=== EXERCISE ===
Emit the entire listing verbatim.

=== MATERIAL FOR THIS EXERCISE ===
--

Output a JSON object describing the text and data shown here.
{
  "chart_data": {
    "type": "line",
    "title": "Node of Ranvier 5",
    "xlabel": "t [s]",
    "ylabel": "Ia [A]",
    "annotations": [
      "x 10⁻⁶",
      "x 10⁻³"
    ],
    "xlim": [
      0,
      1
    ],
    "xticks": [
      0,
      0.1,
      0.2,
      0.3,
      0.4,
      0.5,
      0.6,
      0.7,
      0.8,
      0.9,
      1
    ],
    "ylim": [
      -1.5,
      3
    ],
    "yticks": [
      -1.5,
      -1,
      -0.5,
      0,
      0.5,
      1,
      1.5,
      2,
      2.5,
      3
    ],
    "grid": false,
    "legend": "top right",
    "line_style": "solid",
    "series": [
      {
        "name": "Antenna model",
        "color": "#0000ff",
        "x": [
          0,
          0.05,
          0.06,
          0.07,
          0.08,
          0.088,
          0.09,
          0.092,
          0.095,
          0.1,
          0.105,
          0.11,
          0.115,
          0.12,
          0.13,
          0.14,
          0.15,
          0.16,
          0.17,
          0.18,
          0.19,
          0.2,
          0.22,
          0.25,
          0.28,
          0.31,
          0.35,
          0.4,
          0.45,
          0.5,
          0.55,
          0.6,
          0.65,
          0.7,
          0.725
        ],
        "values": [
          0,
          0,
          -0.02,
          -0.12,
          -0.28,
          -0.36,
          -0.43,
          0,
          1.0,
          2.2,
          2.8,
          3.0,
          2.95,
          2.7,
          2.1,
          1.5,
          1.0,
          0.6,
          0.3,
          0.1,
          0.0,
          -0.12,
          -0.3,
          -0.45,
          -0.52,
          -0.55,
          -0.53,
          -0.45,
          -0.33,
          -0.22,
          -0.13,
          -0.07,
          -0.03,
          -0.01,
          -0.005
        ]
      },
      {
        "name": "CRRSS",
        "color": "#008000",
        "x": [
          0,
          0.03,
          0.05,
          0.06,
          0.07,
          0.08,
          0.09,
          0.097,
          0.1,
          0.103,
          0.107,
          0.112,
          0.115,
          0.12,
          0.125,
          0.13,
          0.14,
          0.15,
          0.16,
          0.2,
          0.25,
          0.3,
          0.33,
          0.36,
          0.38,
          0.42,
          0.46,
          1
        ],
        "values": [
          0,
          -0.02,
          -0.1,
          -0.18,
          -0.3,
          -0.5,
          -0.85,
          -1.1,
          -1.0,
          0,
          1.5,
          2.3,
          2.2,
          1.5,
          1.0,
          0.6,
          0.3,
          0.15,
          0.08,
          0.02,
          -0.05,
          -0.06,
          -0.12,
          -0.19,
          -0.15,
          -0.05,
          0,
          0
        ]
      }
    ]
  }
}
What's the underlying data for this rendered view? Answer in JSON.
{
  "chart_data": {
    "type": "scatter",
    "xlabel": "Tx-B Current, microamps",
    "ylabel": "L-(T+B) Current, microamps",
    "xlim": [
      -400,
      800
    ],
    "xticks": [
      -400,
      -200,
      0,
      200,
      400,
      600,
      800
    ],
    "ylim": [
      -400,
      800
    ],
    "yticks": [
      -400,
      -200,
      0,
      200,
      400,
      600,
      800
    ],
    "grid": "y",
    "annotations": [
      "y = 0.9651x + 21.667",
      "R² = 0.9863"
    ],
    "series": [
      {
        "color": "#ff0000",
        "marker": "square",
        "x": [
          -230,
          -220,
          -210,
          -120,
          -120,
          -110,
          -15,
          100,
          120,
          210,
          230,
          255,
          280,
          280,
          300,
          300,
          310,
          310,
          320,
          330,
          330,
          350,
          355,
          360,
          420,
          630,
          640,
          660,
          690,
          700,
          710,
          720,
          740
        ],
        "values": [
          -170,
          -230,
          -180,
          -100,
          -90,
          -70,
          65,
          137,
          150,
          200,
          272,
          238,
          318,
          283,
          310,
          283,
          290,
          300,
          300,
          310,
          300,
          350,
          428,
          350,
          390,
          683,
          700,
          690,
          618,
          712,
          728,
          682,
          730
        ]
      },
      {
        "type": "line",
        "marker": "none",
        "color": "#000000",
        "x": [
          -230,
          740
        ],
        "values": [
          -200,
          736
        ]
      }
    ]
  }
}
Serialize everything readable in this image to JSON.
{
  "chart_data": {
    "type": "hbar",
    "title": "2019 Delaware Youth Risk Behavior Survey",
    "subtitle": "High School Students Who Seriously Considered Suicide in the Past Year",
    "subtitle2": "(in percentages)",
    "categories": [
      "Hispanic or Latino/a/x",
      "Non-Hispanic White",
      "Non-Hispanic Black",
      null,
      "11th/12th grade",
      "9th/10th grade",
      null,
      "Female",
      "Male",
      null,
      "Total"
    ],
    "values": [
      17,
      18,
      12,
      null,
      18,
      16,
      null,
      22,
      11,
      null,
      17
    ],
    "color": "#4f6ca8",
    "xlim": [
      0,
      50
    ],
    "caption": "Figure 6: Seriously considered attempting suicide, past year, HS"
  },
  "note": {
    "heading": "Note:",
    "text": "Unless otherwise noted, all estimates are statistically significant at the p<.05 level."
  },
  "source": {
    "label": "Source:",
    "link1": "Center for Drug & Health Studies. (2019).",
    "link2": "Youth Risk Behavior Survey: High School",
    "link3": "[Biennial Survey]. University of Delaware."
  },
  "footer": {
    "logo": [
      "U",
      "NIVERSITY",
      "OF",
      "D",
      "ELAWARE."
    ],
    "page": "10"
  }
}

--

=== THE RESULT ===
Output a JSON object describing the text and data shown here.
{
  "chart_data": {
    "type": "line",
    "title": "Node of Ranvier 5",
    "xlabel": "t [s]",
    "ylabel": "Ia [A]",
    "annotations": [
      "x 10⁻⁶",
      "x 10⁻³"
    ],
    "xlim": [
      0,
      1
    ],
    "xticks": [
      0,
      0.1,
      0.2,
      0.3,
      0.4,
      0.5,
      0.6,
      0.7,
      0.8,
      0.9,
      1
    ],
    "ylim": [
      -1.5,
      3
    ],
    "yticks": [
      -1.5,
      -1,
      -0.5,
      0,
      0.5,
      1,
      1.5,
      2,
      2.5,
      3
    ],
    "grid": false,
    "legend": "top right",
    "line_style": "solid",
    "series": [
      {
        "name": "Antenna model",
        "color": "#0000ff",
        "x": [
          0,
          0.05,
          0.06,
          0.07,
          0.08,
          0.088,
          0.09,
          0.092,
          0.095,
          0.1,
          0.105,
          0.11,
          0.115,
          0.12,
          0.13,
          0.14,
          0.15,
          0.16,
          0.17,
          0.18,
          0.19,
          0.2,
          0.22,
          0.25,
          0.28,
          0.31,
          0.35,
          0.4,
          0.45,
          0.5,
          0.55,
          0.6,
          0.65,
          0.7,
          0.725
        ],
        "values": [
          0,
          0,
          -0.02,
          -0.12,
          -0.28,
          -0.36,
          -0.43,
          0,
          1.0,
          2.2,
          2.8,
          3.0,
          2.95,
          2.7,
          2.1,
          1.5,
          1.0,
          0.6,
          0.3,
          0.1,
          0.0,
          -0.12,
          -0.3,
          -0.45,
          -0.52,
          -0.55,
          -0.53,
          -0.45,
          -0.33,
          -0.22,
          -0.13,
          -0.07,
          -0.03,
          -0.01,
          -0.005
        ]
      },
      {
        "name": "CRRSS",
        "color": "#008000",
        "x": [
          0,
          0.03,
          0.05,
          0.06,
          0.07,
          0.08,
          0.09,
          0.097,
          0.1,
          0.103,
          0.107,
          0.112,
          0.115,
          0.12,
          0.125,
          0.13,
          0.14,
          0.15,
          0.16,
          0.2,
          0.25,
          0.3,
          0.33,
          0.36,
          0.38,
          0.42,
          0.46,
          1
        ],
        "values": [
          0,
          -0.02,
          -0.1,
          -0.18,
          -0.3,
          -0.5,
          -0.85,
          -1.1,
          -1.0,
          0,
          1.5,
          2.3,
          2.2,
          1.5,
          1.0,
          0.6,
          0.3,
          0.15,
          0.08,
          0.02,
          -0.05,
          -0.06,
          -0.12,
          -0.19,
          -0.15,
          -0.05,
          0,
          0
        ]
      }
    ]
  }
}
What's the underlying data for this rendered view? Answer in JSON.
{
  "chart_data": {
    "type": "scatter",
    "xlabel": "Tx-B Current, microamps",
    "ylabel": "L-(T+B) Current, microamps",
    "xlim": [
      -400,
      800
    ],
    "xticks": [
      -400,
      -200,
      0,
      200,
      400,
      600,
      800
    ],
    "ylim": [
      -400,
      800
    ],
    "yticks": [
      -400,
      -200,
      0,
      200,
      400,
      600,
      800
    ],
    "grid": "y",
    "annotations": [
      "y = 0.9651x + 21.667",
      "R² = 0.9863"
    ],
    "series": [
      {
        "color": "#ff0000",
        "marker": "square",
        "x": [
          -230,
          -220,
          -210,
          -120,
          -120,
          -110,
          -15,
          100,
          120,
          210,
          230,
          255,
          280,
          280,
          300,
          300,
          310,
          310,
          320,
          330,
          330,
          350,
          355,
          360,
          420,
          630,
          640,
          660,
          690,
          700,
          710,
          720,
          740
        ],
        "values": [
          -170,
          -230,
          -180,
          -100,
          -90,
          -70,
          65,
          137,
          150,
          200,
          272,
          238,
          318,
          283,
          310,
          283,
          290,
          300,
          300,
          310,
          300,
          350,
          428,
          350,
          390,
          683,
          700,
          690,
          618,
          712,
          728,
          682,
          730
        ]
      },
      {
        "type": "line",
        "marker": "none",
        "color": "#000000",
        "x": [
          -230,
          740
        ],
        "values": [
          -200,
          736
        ]
      }
    ]
  }
}
Serialize everything readable in this image to JSON.
{
  "chart_data": {
    "type": "hbar",
    "title": "2019 Delaware Youth Risk Behavior Survey",
    "subtitle": "High School Students Who Seriously Considered Suicide in the Past Year",
    "subtitle2": "(in percentages)",
    "categories": [
      "Hispanic or Latino/a/x",
      "Non-Hispanic White",
      "Non-Hispanic Black",
      null,
      "11th/12th grade",
      "9th/10th grade",
      null,
      "Female",
      "Male",
      null,
      "Total"
    ],
    "values": [
      17,
      18,
      12,
      null,
      18,
      16,
      null,
      22,
      11,
      null,
      17
    ],
    "color": "#4f6ca8",
    "xlim": [
      0,
      50
    ],
    "caption": "Figure 6: Seriously considered attempting suicide, past year, HS"
  },
  "note": {
    "heading": "Note:",
    "text": "Unless otherwise noted, all estimates are statistically significant at the p<.05 level."
  },
  "source": {
    "label": "Source:",
    "link1": "Center for Drug & Health Studies. (2019).",
    "link2": "Youth Risk Behavior Survey: High School",
    "link3": "[Biennial Survey]. University of Delaware."
  },
  "footer": {
    "logo": [
      "U",
      "NIVERSITY",
      "OF",
      "D",
      "ELAWARE."
    ],
    "page": "10"
  }
}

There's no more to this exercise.